» **WORK TO DO**
Give back the records below exactly, every one, with no pictures.

» **RECORDS SHOWN**
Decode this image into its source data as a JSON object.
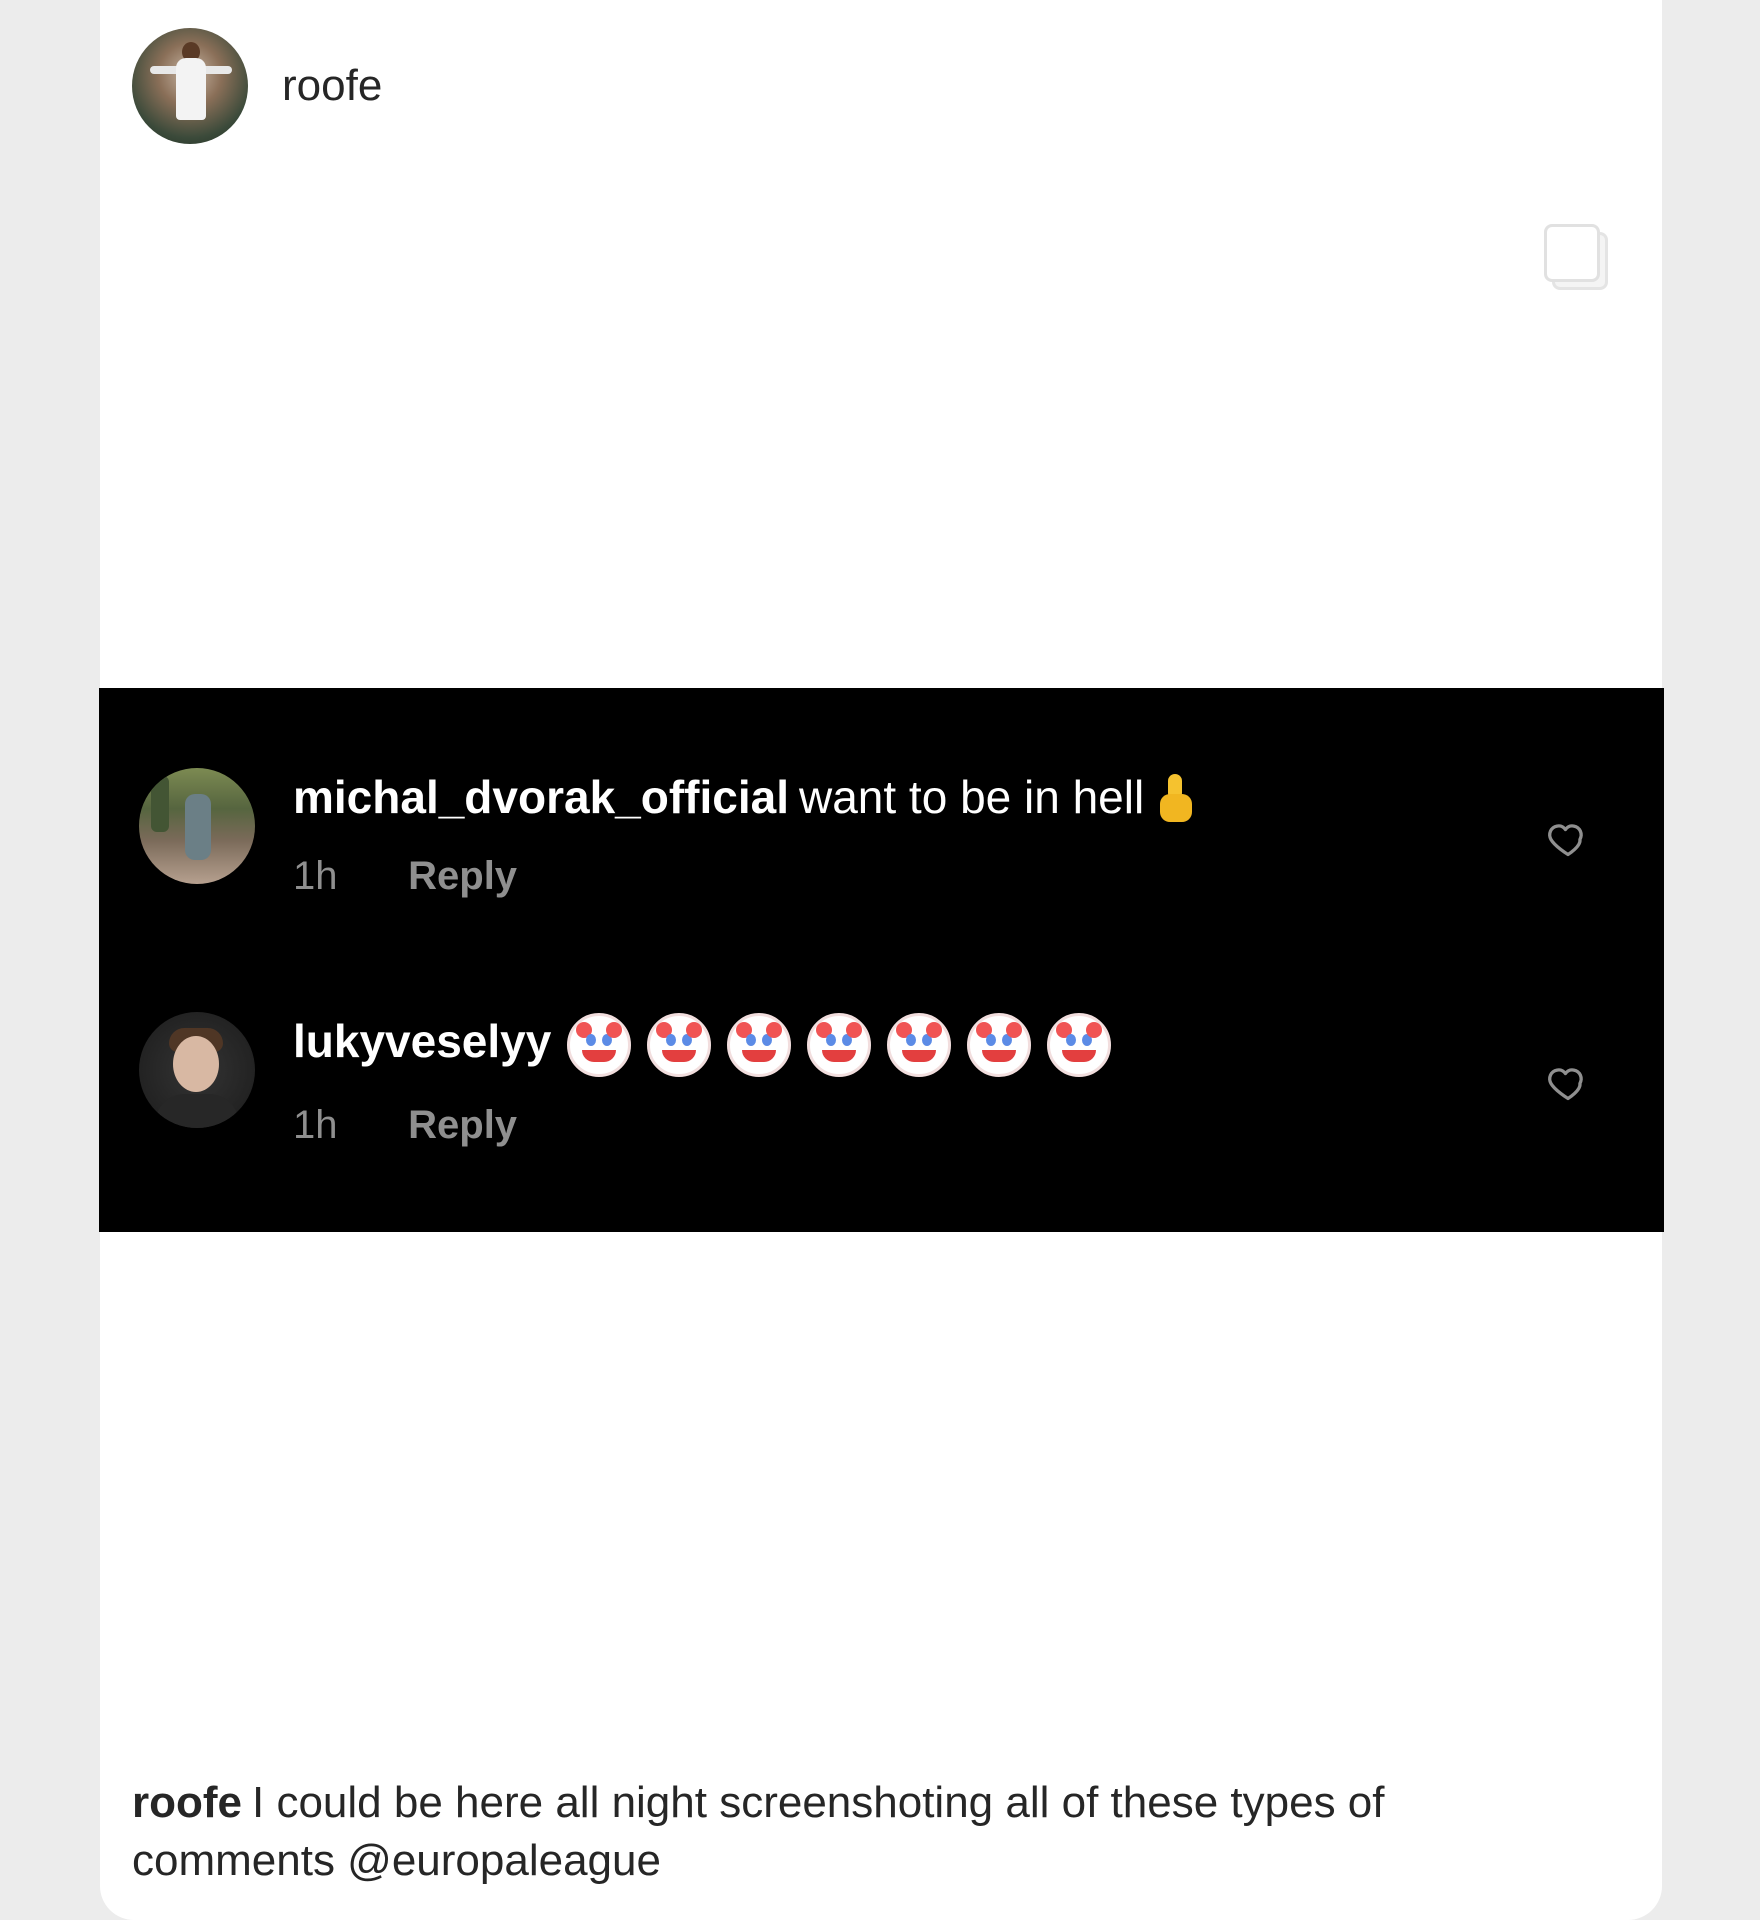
{
  "post": {
    "username": "roofe",
    "icons": {
      "avatar": "profile-avatar",
      "media": "multiple-media-icon"
    }
  },
  "comments": [
    {
      "username": "michal_dvorak_official",
      "text": "want to be in hell",
      "emoji": "middle-finger-emoji",
      "time": "1h",
      "reply": "Reply",
      "like_icon": "heart-icon"
    },
    {
      "username": "lukyveselyy",
      "text": "",
      "emoji": "clown-face-emoji",
      "emoji_count": 7,
      "time": "1h",
      "reply": "Reply",
      "like_icon": "heart-icon"
    }
  ],
  "caption": {
    "username": "roofe",
    "text": "I could be here all night screenshoting all of these types of comments @europaleague"
  },
  "colors": {
    "panel_background": "#000000",
    "page_background": "#ffffff",
    "text_dark": "#262626",
    "meta_gray": "#8f8f8f"
  }
}
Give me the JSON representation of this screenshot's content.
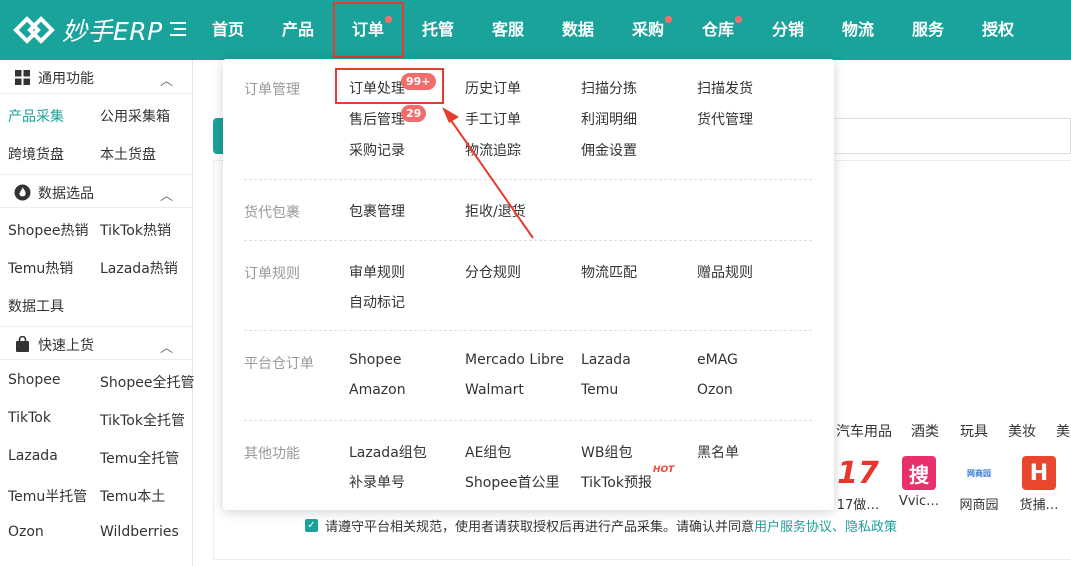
{
  "app": {
    "name": "妙手ERP"
  },
  "nav": {
    "items": [
      {
        "label": "首页",
        "dot": false
      },
      {
        "label": "产品",
        "dot": false
      },
      {
        "label": "订单",
        "dot": true
      },
      {
        "label": "托管",
        "dot": false
      },
      {
        "label": "客服",
        "dot": false
      },
      {
        "label": "数据",
        "dot": false
      },
      {
        "label": "采购",
        "dot": true
      },
      {
        "label": "仓库",
        "dot": true
      },
      {
        "label": "分销",
        "dot": false
      },
      {
        "label": "物流",
        "dot": false
      },
      {
        "label": "服务",
        "dot": false
      },
      {
        "label": "授权",
        "dot": false
      }
    ],
    "active": "订单"
  },
  "sidebar": {
    "sections": [
      {
        "title": "通用功能",
        "icon": "grid-icon",
        "items": [
          "产品采集",
          "公用采集箱",
          "跨境货盘",
          "本土货盘"
        ]
      },
      {
        "title": "数据选品",
        "icon": "flame-icon",
        "items": [
          "Shopee热销",
          "TikTok热销",
          "Temu热销",
          "Lazada热销",
          "数据工具"
        ]
      },
      {
        "title": "快速上货",
        "icon": "bag-icon",
        "items": [
          "Shopee",
          "Shopee全托管",
          "TikTok",
          "TikTok全托管",
          "Lazada",
          "Temu全托管",
          "Temu半托管",
          "Temu本土",
          "Ozon",
          "Wildberries"
        ]
      }
    ],
    "active_item": "产品采集"
  },
  "dropdown": {
    "sections": [
      {
        "label": "订单管理",
        "items": [
          "订单处理",
          "历史订单",
          "扫描分拣",
          "扫描发货",
          "售后管理",
          "手工订单",
          "利润明细",
          "货代管理",
          "采购记录",
          "物流追踪",
          "佣金设置"
        ]
      },
      {
        "label": "货代包裹",
        "items": [
          "包裹管理",
          "拒收/退货"
        ]
      },
      {
        "label": "订单规则",
        "items": [
          "审单规则",
          "分仓规则",
          "物流匹配",
          "赠品规则",
          "自动标记"
        ]
      },
      {
        "label": "平台仓订单",
        "items": [
          "Shopee",
          "Mercado Libre",
          "Lazada",
          "eMAG",
          "Amazon",
          "Walmart",
          "Temu",
          "Ozon"
        ]
      },
      {
        "label": "其他功能",
        "items": [
          "Lazada组包",
          "AE组包",
          "WB组包",
          "黑名单",
          "补录单号",
          "Shopee首公里",
          "TikTok预报"
        ]
      }
    ],
    "badges": {
      "order_processing": "99+",
      "after_sales": "29"
    },
    "hot_label": "HOT"
  },
  "background": {
    "categories": [
      "汽车用品",
      "酒类",
      "玩具",
      "美妆",
      "美"
    ],
    "apps": [
      {
        "label": "17做…",
        "icon": "17",
        "color": "#e8362e"
      },
      {
        "label": "Vvic…",
        "icon": "搜",
        "color": "#e8306a"
      },
      {
        "label": "网商园",
        "icon": "网商园",
        "color": "#3a7bd5"
      },
      {
        "label": "货捕…",
        "icon": "H",
        "color": "#e8472e"
      }
    ],
    "agreement": {
      "text": "请遵守平台相关规范，使用者请获取授权后再进行产品采集。请确认并同意",
      "links": "用户服务协议、隐私政策"
    }
  }
}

» **SOLUTION FOR THIS PROBLEM**
Decode this image into its source data as a JSON object.
{
  "post": {
    "username": "roofe",
    "icons": {
      "avatar": "profile-avatar",
      "media": "multiple-media-icon"
    }
  },
  "comments": [
    {
      "username": "michal_dvorak_official",
      "text": "want to be in hell",
      "emoji": "middle-finger-emoji",
      "time": "1h",
      "reply": "Reply",
      "like_icon": "heart-icon"
    },
    {
      "username": "lukyveselyy",
      "text": "",
      "emoji": "clown-face-emoji",
      "emoji_count": 7,
      "time": "1h",
      "reply": "Reply",
      "like_icon": "heart-icon"
    }
  ],
  "caption": {
    "username": "roofe",
    "text": "I could be here all night screenshoting all of these types of comments @europaleague"
  },
  "colors": {
    "panel_background": "#000000",
    "page_background": "#ffffff",
    "text_dark": "#262626",
    "meta_gray": "#8f8f8f"
  }
}
Give me the JSON representation of this screenshot's content.
{
  "app": {
    "name": "妙手ERP"
  },
  "nav": {
    "items": [
      {
        "label": "首页",
        "dot": false
      },
      {
        "label": "产品",
        "dot": false
      },
      {
        "label": "订单",
        "dot": true
      },
      {
        "label": "托管",
        "dot": false
      },
      {
        "label": "客服",
        "dot": false
      },
      {
        "label": "数据",
        "dot": false
      },
      {
        "label": "采购",
        "dot": true
      },
      {
        "label": "仓库",
        "dot": true
      },
      {
        "label": "分销",
        "dot": false
      },
      {
        "label": "物流",
        "dot": false
      },
      {
        "label": "服务",
        "dot": false
      },
      {
        "label": "授权",
        "dot": false
      }
    ],
    "active": "订单"
  },
  "sidebar": {
    "sections": [
      {
        "title": "通用功能",
        "icon": "grid-icon",
        "items": [
          "产品采集",
          "公用采集箱",
          "跨境货盘",
          "本土货盘"
        ]
      },
      {
        "title": "数据选品",
        "icon": "flame-icon",
        "items": [
          "Shopee热销",
          "TikTok热销",
          "Temu热销",
          "Lazada热销",
          "数据工具"
        ]
      },
      {
        "title": "快速上货",
        "icon": "bag-icon",
        "items": [
          "Shopee",
          "Shopee全托管",
          "TikTok",
          "TikTok全托管",
          "Lazada",
          "Temu全托管",
          "Temu半托管",
          "Temu本土",
          "Ozon",
          "Wildberries"
        ]
      }
    ],
    "active_item": "产品采集"
  },
  "dropdown": {
    "sections": [
      {
        "label": "订单管理",
        "items": [
          "订单处理",
          "历史订单",
          "扫描分拣",
          "扫描发货",
          "售后管理",
          "手工订单",
          "利润明细",
          "货代管理",
          "采购记录",
          "物流追踪",
          "佣金设置"
        ]
      },
      {
        "label": "货代包裹",
        "items": [
          "包裹管理",
          "拒收/退货"
        ]
      },
      {
        "label": "订单规则",
        "items": [
          "审单规则",
          "分仓规则",
          "物流匹配",
          "赠品规则",
          "自动标记"
        ]
      },
      {
        "label": "平台仓订单",
        "items": [
          "Shopee",
          "Mercado Libre",
          "Lazada",
          "eMAG",
          "Amazon",
          "Walmart",
          "Temu",
          "Ozon"
        ]
      },
      {
        "label": "其他功能",
        "items": [
          "Lazada组包",
          "AE组包",
          "WB组包",
          "黑名单",
          "补录单号",
          "Shopee首公里",
          "TikTok预报"
        ]
      }
    ],
    "badges": {
      "order_processing": "99+",
      "after_sales": "29"
    },
    "hot_label": "HOT"
  },
  "background": {
    "categories": [
      "汽车用品",
      "酒类",
      "玩具",
      "美妆",
      "美"
    ],
    "apps": [
      {
        "label": "17做…",
        "icon": "17",
        "color": "#e8362e"
      },
      {
        "label": "Vvic…",
        "icon": "搜",
        "color": "#e8306a"
      },
      {
        "label": "网商园",
        "icon": "网商园",
        "color": "#3a7bd5"
      },
      {
        "label": "货捕…",
        "icon": "H",
        "color": "#e8472e"
      }
    ],
    "agreement": {
      "text": "请遵守平台相关规范，使用者请获取授权后再进行产品采集。请确认并同意",
      "links": "用户服务协议、隐私政策"
    }
  }
}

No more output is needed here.